** Begin MATERIAL FOR THE TASK **
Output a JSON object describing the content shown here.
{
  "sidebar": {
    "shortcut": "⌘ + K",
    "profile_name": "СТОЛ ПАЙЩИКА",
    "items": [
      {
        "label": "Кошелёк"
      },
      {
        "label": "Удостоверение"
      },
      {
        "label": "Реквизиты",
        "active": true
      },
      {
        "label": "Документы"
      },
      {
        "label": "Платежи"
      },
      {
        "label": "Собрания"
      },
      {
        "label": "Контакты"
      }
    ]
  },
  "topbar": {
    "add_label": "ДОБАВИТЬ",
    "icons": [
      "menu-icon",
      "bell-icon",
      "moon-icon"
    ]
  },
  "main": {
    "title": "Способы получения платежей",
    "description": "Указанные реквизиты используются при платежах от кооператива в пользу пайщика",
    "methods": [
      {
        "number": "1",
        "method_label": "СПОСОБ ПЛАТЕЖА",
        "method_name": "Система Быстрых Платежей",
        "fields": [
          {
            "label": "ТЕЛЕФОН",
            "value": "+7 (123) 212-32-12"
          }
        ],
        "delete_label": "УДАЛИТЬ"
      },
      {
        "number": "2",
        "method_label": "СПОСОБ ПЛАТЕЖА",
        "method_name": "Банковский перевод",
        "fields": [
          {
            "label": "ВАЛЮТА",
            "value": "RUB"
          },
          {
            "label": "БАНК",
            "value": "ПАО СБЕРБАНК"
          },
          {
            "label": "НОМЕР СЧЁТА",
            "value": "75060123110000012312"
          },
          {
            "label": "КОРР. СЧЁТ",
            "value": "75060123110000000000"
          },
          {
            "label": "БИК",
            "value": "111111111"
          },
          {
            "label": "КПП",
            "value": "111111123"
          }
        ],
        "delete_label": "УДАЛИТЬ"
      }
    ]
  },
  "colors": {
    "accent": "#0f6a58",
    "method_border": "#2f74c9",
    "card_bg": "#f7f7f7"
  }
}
** End MATERIAL FOR THE TASK **
** Begin MATERIAL FOR THE TASK **
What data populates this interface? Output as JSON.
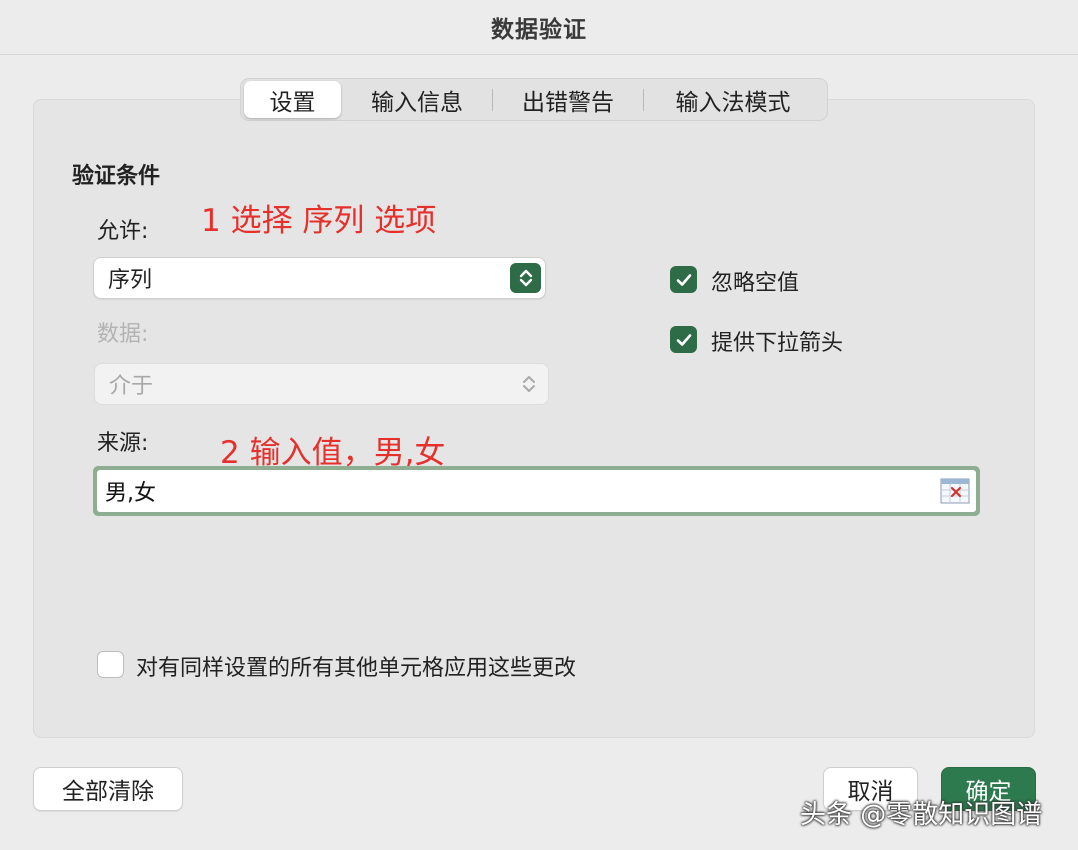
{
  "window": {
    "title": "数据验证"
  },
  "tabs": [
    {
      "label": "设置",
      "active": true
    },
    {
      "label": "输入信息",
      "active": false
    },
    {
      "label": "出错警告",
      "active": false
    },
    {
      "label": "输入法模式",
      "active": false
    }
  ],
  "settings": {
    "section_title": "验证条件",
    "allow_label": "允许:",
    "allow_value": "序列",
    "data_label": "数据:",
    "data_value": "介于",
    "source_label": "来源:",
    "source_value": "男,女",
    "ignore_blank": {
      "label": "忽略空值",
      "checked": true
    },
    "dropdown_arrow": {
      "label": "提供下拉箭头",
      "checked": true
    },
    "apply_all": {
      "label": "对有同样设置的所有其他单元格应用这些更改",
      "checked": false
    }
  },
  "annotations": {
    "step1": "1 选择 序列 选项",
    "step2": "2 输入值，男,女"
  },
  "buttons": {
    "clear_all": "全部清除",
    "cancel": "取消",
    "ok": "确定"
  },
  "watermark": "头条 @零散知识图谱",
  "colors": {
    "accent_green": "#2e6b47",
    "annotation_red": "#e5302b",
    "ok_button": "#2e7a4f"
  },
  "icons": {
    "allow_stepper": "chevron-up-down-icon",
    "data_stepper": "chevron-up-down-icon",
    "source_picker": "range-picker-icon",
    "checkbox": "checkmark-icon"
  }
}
** End MATERIAL FOR THE TASK **
(GIVEN PROBLEM): Gather all the lines that include the word "true" and copy them out.

(ANSWER TO THIS TASK):
        "active": true
      "active": true
      "checked": true
      "checked": true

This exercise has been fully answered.